掲載文:
=-=-=
コンタクトセンターは、いくつものチャネルを駆使して顧客と接する部門です。そのことで寄せられる声の数は膨れ上がりますが、だからといって顧客への応対品質を下げることは許されません。ただでさえ情報の宝庫と称される顧客の声を正確に把握するため、コンタクトセンターにはより適切な接客を行うことが求められるようになったのです。 これらのことから、今後、コンタクトセンターの役割はますます重要視されていくものと考えられています。
コンタクトセンターに期待できる効果
では、コンタクトセンターを充実させることにより、どんな効果が期待できるのでしょうか。
=-=-=
保存データ:

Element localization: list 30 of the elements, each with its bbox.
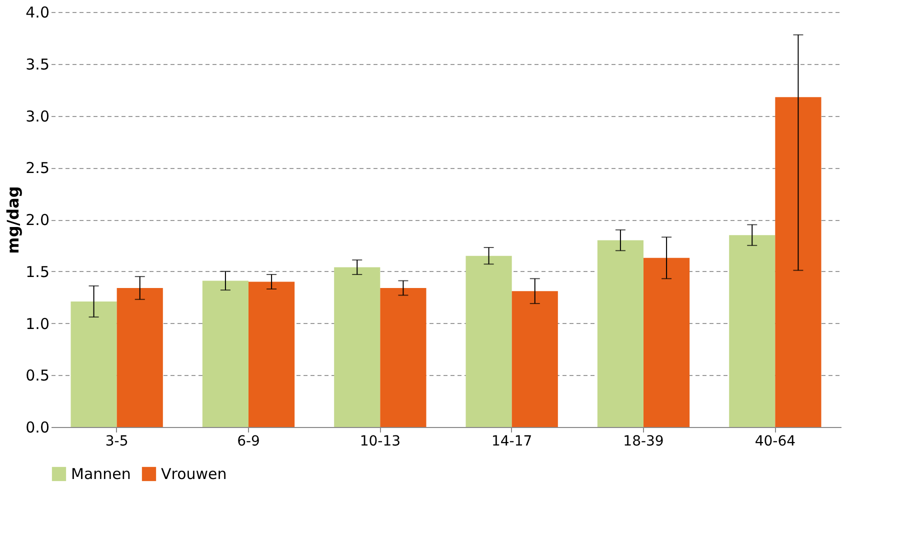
=-=-=
作業内容: コンタクトセンターについての文章を、最後の文に続けて書き進めてください。

回答:
まず、顧客満足度を高めつつ、顧客とのエンゲージメントを深め、ファン化させることができます。これは、従来のような商品やサービスを購入してもらったらそこで終わりという浅い繋がりではなく、その後もサポートを行ったり、広告を配信したりすることで、企業そのものに興味を持ってもらうといった関係性を構築するということです。これにより、特定の商品やサービスだけでなく、その企業が販売するほかの商品やサービスにも興味を持ってもらえることでしょう。このようにファンを増やすことは、売り上げの増加に繋がるのです。
また、コンタクトセンターで得た情報は、開発やマーケティングなど、ほかの部署の業務に役立てることができます。次の項目では、中でも深い関わりを持つコンタクトセンターとマーケティングの関係について見ていきましょう。
コンタクトセンターとデジタルマーケティングの接点
冒頭でも述べた通り、コンタクトセンターとデジタルマーケティングには深い関わりがあります。ここでは、両者における3つの接点を説明します。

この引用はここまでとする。